* Supplied entries:
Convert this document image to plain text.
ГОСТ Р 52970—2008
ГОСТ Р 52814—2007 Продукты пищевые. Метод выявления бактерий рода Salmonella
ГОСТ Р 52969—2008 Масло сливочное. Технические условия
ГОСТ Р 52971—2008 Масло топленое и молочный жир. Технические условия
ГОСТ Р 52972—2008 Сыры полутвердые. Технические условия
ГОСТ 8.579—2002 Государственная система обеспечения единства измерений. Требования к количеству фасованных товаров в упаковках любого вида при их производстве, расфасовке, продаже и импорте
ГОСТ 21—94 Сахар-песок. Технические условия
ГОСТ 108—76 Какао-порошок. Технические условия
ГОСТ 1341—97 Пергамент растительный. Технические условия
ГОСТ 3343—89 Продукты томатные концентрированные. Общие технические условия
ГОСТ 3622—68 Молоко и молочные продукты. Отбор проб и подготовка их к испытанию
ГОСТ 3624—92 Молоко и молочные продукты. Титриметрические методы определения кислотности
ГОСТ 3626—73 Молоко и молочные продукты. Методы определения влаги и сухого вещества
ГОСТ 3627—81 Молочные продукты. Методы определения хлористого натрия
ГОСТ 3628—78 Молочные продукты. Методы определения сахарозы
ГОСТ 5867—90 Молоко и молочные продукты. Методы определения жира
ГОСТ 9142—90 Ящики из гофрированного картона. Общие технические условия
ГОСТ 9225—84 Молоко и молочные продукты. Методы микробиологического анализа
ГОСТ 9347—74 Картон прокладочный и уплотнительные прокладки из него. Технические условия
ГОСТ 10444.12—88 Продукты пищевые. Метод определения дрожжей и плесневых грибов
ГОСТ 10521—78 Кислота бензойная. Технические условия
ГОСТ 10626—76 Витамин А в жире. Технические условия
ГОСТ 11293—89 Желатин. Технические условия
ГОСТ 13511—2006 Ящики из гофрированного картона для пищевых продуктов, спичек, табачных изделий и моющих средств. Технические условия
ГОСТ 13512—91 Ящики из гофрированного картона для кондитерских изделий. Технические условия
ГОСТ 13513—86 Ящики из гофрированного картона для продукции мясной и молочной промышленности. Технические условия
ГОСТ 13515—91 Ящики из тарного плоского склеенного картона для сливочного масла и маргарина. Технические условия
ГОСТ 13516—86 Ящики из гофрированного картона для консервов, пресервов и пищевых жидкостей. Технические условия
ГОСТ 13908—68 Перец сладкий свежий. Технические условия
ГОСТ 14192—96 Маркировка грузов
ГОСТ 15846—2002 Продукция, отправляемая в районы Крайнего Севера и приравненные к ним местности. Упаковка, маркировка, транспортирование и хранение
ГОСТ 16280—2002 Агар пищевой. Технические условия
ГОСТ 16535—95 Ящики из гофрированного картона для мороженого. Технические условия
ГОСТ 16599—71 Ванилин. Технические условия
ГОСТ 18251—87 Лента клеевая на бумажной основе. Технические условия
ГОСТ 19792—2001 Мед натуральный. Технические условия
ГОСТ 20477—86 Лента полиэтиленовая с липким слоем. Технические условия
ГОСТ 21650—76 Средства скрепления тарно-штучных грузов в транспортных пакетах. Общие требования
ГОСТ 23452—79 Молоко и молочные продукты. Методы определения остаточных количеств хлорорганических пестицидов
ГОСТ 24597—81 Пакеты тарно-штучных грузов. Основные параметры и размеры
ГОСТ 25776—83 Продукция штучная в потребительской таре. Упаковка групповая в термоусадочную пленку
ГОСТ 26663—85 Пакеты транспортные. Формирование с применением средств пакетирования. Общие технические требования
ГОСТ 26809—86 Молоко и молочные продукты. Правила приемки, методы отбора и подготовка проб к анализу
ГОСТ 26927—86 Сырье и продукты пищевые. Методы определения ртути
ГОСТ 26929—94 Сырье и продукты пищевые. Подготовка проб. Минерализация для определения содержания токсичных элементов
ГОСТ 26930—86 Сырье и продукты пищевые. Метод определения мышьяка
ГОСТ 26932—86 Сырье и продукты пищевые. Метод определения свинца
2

--

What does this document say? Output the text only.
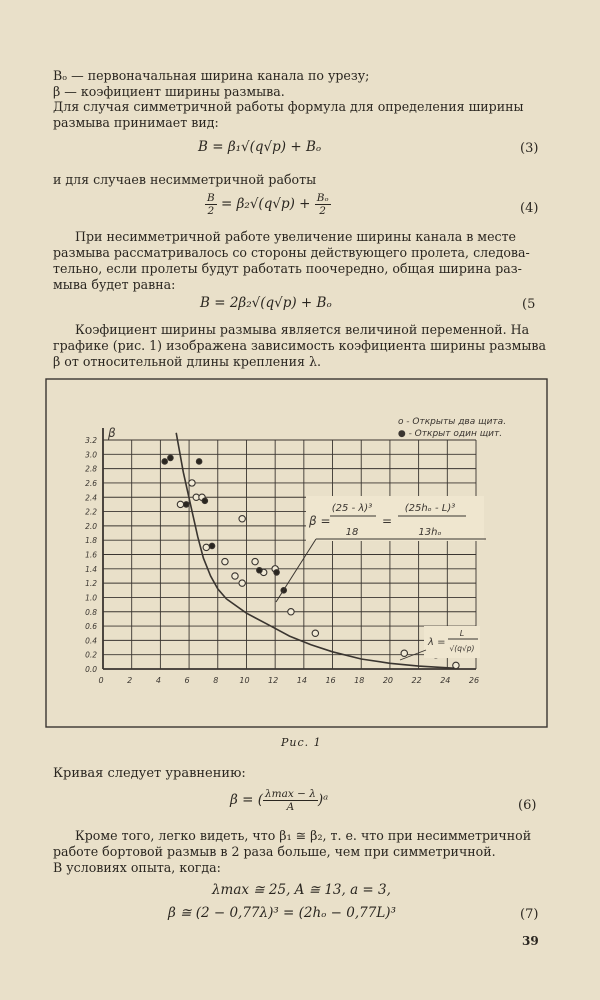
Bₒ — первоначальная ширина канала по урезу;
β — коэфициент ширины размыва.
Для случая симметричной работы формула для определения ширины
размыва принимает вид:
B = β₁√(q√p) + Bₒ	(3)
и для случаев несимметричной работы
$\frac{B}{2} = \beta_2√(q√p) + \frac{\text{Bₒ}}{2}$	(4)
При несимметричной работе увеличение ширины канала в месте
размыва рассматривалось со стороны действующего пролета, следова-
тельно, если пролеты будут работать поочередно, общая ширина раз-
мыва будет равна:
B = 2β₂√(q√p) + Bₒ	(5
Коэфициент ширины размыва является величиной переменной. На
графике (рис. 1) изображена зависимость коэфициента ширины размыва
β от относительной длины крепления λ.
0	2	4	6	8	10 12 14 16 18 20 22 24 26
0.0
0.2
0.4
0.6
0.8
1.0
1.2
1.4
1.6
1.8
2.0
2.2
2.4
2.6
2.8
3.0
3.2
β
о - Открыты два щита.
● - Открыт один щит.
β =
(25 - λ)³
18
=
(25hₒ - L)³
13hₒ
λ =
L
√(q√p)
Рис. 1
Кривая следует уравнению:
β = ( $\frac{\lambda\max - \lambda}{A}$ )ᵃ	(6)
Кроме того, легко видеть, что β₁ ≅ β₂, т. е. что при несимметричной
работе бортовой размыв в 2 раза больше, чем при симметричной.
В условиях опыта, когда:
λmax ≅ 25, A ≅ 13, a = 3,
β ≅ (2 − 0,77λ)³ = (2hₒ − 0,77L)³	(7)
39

* Goal: What is the number of lines in the records that contain the string "text"? Give only that number.

* Exercise solution: 3